_WORKING DATA_
#####
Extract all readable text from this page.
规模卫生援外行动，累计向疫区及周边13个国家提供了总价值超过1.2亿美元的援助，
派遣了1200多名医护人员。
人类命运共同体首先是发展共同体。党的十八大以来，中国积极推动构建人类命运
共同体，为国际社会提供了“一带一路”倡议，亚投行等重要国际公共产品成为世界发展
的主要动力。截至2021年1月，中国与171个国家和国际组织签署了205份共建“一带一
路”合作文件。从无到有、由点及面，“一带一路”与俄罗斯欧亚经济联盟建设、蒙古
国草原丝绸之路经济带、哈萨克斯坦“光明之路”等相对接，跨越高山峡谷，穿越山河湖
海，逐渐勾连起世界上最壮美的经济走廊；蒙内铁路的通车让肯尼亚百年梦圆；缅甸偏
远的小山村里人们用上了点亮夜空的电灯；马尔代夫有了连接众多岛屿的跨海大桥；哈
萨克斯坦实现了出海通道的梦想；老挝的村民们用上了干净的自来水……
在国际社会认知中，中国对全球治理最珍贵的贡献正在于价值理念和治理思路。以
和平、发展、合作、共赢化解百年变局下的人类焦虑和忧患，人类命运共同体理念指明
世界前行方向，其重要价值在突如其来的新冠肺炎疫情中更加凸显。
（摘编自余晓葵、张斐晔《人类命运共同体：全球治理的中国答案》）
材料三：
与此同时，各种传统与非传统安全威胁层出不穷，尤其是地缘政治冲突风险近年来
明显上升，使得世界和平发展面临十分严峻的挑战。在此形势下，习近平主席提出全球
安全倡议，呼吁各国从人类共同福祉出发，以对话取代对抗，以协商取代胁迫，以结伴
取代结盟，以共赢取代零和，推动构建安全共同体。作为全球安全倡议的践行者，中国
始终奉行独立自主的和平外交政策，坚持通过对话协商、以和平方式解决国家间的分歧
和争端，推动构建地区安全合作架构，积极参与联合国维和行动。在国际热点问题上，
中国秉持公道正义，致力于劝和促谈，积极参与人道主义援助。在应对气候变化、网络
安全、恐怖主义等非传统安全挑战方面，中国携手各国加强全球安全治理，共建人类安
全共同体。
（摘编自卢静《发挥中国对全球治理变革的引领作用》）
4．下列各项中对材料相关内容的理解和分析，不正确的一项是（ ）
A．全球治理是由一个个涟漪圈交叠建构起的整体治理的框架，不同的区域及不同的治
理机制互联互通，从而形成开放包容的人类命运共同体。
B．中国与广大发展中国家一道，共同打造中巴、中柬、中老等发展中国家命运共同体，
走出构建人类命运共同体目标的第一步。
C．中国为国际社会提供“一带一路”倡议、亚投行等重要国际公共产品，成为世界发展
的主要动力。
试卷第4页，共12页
#####
_WHAT YOU ARE ASKED TO DO_
Can you reproduce all the material exactly?

_EXPECTED OUTPUT_
Extract all readable text from this page.
规模卫生援外行动，累计向疫区及周边13个国家提供了总价值超过1.2亿美元的援助，
派遣了1200多名医护人员。
人类命运共同体首先是发展共同体。党的十八大以来，中国积极推动构建人类命运
共同体，为国际社会提供了“一带一路”倡议，亚投行等重要国际公共产品成为世界发展
的主要动力。截至2021年1月，中国与171个国家和国际组织签署了205份共建“一带一
路”合作文件。从无到有、由点及面，“一带一路”与俄罗斯欧亚经济联盟建设、蒙古
国草原丝绸之路经济带、哈萨克斯坦“光明之路”等相对接，跨越高山峡谷，穿越山河湖
海，逐渐勾连起世界上最壮美的经济走廊；蒙内铁路的通车让肯尼亚百年梦圆；缅甸偏
远的小山村里人们用上了点亮夜空的电灯；马尔代夫有了连接众多岛屿的跨海大桥；哈
萨克斯坦实现了出海通道的梦想；老挝的村民们用上了干净的自来水……
在国际社会认知中，中国对全球治理最珍贵的贡献正在于价值理念和治理思路。以
和平、发展、合作、共赢化解百年变局下的人类焦虑和忧患，人类命运共同体理念指明
世界前行方向，其重要价值在突如其来的新冠肺炎疫情中更加凸显。
（摘编自余晓葵、张斐晔《人类命运共同体：全球治理的中国答案》）
材料三：
与此同时，各种传统与非传统安全威胁层出不穷，尤其是地缘政治冲突风险近年来
明显上升，使得世界和平发展面临十分严峻的挑战。在此形势下，习近平主席提出全球
安全倡议，呼吁各国从人类共同福祉出发，以对话取代对抗，以协商取代胁迫，以结伴
取代结盟，以共赢取代零和，推动构建安全共同体。作为全球安全倡议的践行者，中国
始终奉行独立自主的和平外交政策，坚持通过对话协商、以和平方式解决国家间的分歧
和争端，推动构建地区安全合作架构，积极参与联合国维和行动。在国际热点问题上，
中国秉持公道正义，致力于劝和促谈，积极参与人道主义援助。在应对气候变化、网络
安全、恐怖主义等非传统安全挑战方面，中国携手各国加强全球安全治理，共建人类安
全共同体。
（摘编自卢静《发挥中国对全球治理变革的引领作用》）
4．下列各项中对材料相关内容的理解和分析，不正确的一项是（ ）
A．全球治理是由一个个涟漪圈交叠建构起的整体治理的框架，不同的区域及不同的治
理机制互联互通，从而形成开放包容的人类命运共同体。
B．中国与广大发展中国家一道，共同打造中巴、中柬、中老等发展中国家命运共同体，
走出构建人类命运共同体目标的第一步。
C．中国为国际社会提供“一带一路”倡议、亚投行等重要国际公共产品，成为世界发展
的主要动力。
试卷第4页，共12页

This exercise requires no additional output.